**Tasks for this exercise:**
A. Copy out the script description word for word, starting with "Inputs the constructs.json, melts.json, and" and going on through "in json format.".
B. Based on the script description, decide whether each statement agrees with it: (i) the fraction-folded dictionary is saved in CSV format; (ii) the sympy module is used for the manipulations; (iii) the simplification step makes fitting take longer. For each, answer yes or no and quote the words that decide it.

**Provided passage:**

Start

Inputs the constructs.json, melts.json, and processed .npy data files from the data processing script above.

Generates a dictionary of partition functions using the capped homopolymer 1D-Ising model, and converts these to dictionaries of fraction-folded expressions (**fraction_folded_dict**) for fitting by partial differentiation.  Manipulations are done using the sympy module which allows symbolic math operations.  This is important for partial differentiation, but also for "simplification" of the fraction folded exprssions.  This simplification factors common terms, significantly decreasing the time it takes to fit and bootstrap below.  The fraction-folded dictionary is exported in json format.

End

**Dataset extract:**
Start

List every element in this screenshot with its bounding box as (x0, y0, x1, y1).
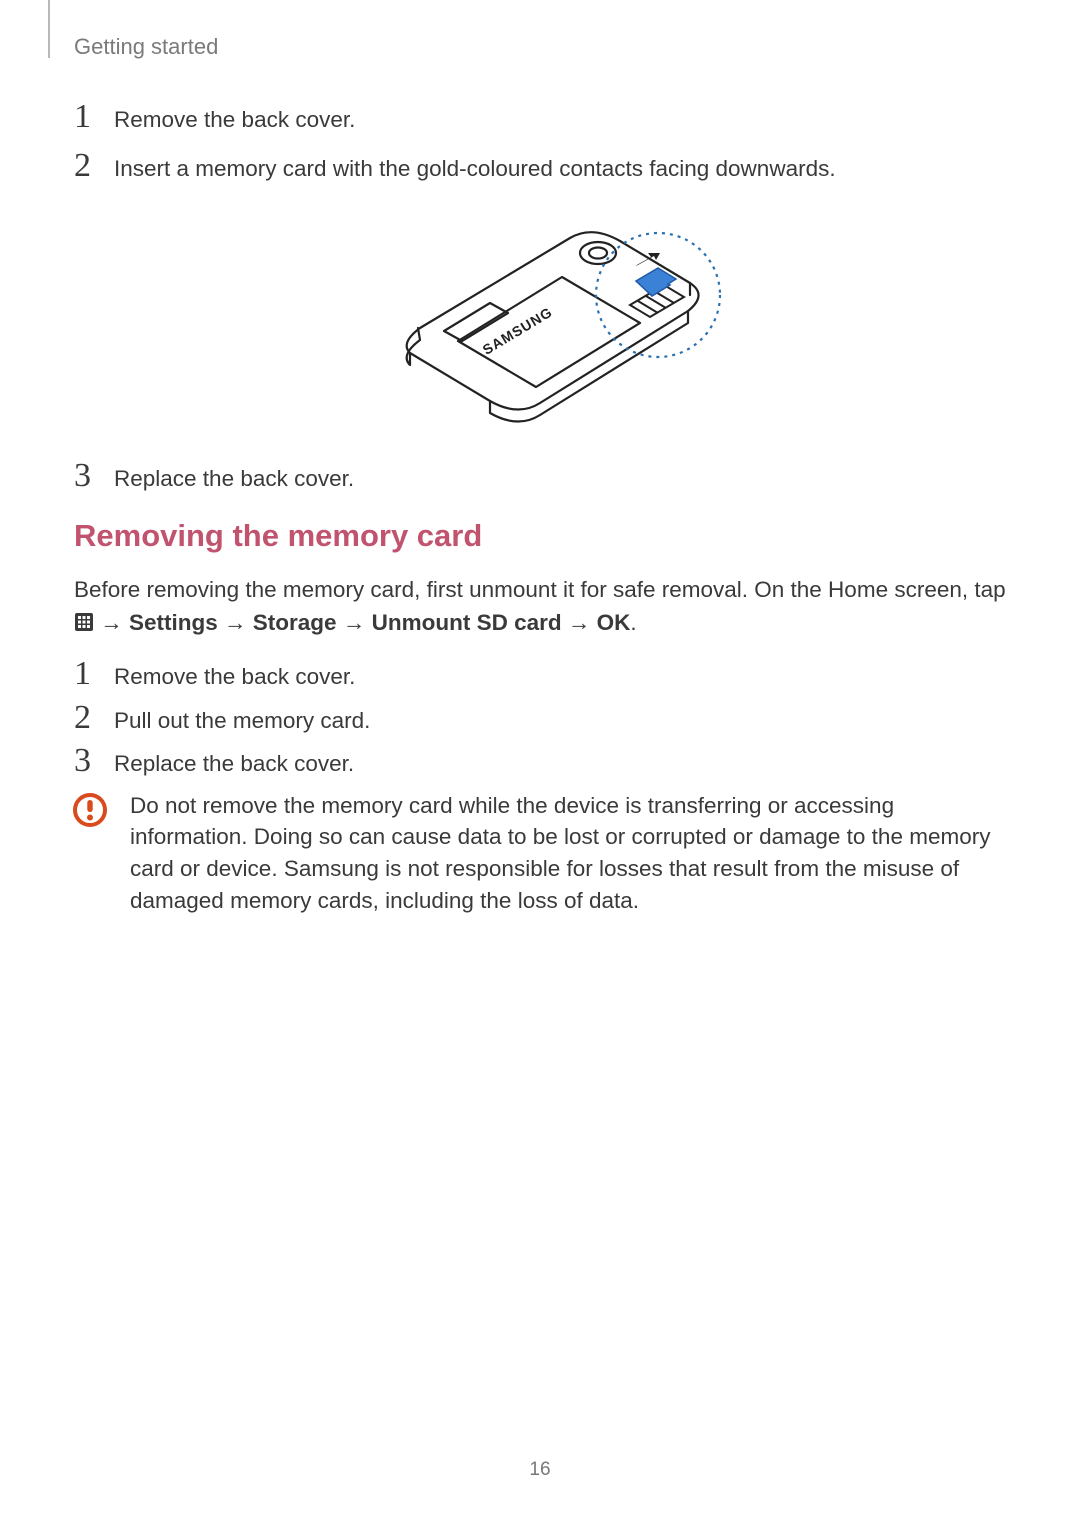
step-number: 1 (74, 100, 96, 134)
arrow-4: → (562, 610, 597, 635)
step-text: Remove the back cover. (114, 659, 355, 692)
arrow-2: → (218, 610, 253, 635)
intro-pre: Before removing the memory card, first u… (74, 577, 1006, 602)
install-step-3: 3 Replace the back cover. (74, 459, 1006, 494)
remove-step-3: 3 Replace the back cover. (74, 744, 1006, 779)
step-number: 2 (74, 701, 96, 735)
remove-step-2: 2 Pull out the memory card. (74, 701, 1006, 736)
device-figure: SAMSUNG (74, 213, 1006, 423)
intro-period: . (630, 610, 636, 635)
apps-icon (74, 612, 94, 632)
install-step-2: 2 Insert a memory card with the gold-col… (74, 149, 1006, 184)
path-storage: Storage (253, 610, 337, 635)
path-ok: OK (597, 610, 631, 635)
install-step-1: 1 Remove the back cover. (74, 100, 1006, 135)
caution-block: Do not remove the memory card while the … (74, 790, 1006, 918)
path-unmount: Unmount SD card (372, 610, 562, 635)
step-number: 1 (74, 657, 96, 691)
step-text: Replace the back cover. (114, 461, 354, 494)
section-header: Getting started (74, 34, 218, 60)
caution-icon (72, 792, 108, 833)
removing-card-heading: Removing the memory card (74, 518, 1006, 554)
remove-step-1: 1 Remove the back cover. (74, 657, 1006, 692)
header-tick (48, 0, 50, 58)
arrow-3: → (337, 610, 372, 635)
step-number: 2 (74, 149, 96, 183)
page-number: 16 (0, 1459, 1080, 1481)
step-text: Pull out the memory card. (114, 703, 370, 736)
step-text: Insert a memory card with the gold-colou… (114, 151, 836, 184)
caution-text: Do not remove the memory card while the … (130, 790, 1006, 918)
remove-steps: 1 Remove the back cover. 2 Pull out the … (74, 657, 1006, 779)
unmount-instructions: Before removing the memory card, first u… (74, 574, 1006, 639)
device-illustration: SAMSUNG (340, 213, 740, 423)
brand-label: SAMSUNG (480, 303, 556, 357)
step-number: 3 (74, 744, 96, 778)
step-text: Replace the back cover. (114, 746, 354, 779)
step-text: Remove the back cover. (114, 102, 355, 135)
path-settings: Settings (129, 610, 218, 635)
arrow-1: → (94, 610, 129, 635)
page-content: 1 Remove the back cover. 2 Insert a memo… (74, 100, 1006, 917)
step-number: 3 (74, 459, 96, 493)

End

**The results:**
A.
Inputs the constructs.json, melts.json, and processed .npy data files from the data processing script above.

Generates a dictionary of partition functions using the capped homopolymer 1D-Ising model, and converts these to dictionaries of fraction-folded expressions (**fraction_folded_dict**) for fitting by partial differentiation.  Manipulations are done using the sympy module which allows symbolic math operations.  This is important for partial differentiation, but also for "simplification" of the fraction folded exprssions.  This simplification factors common terms, significantly decreasing the time it takes to fit and bootstrap below.  The fraction-folded dictionary is exported in json format.

B.
(i) No: "The fraction-folded dictionary is exported in json format."
(ii) Yes: "Manipulations are done using the sympy module which allows symbolic math operations."
(iii) No: "significantly decreasing the time it takes to fit and bootstrap below."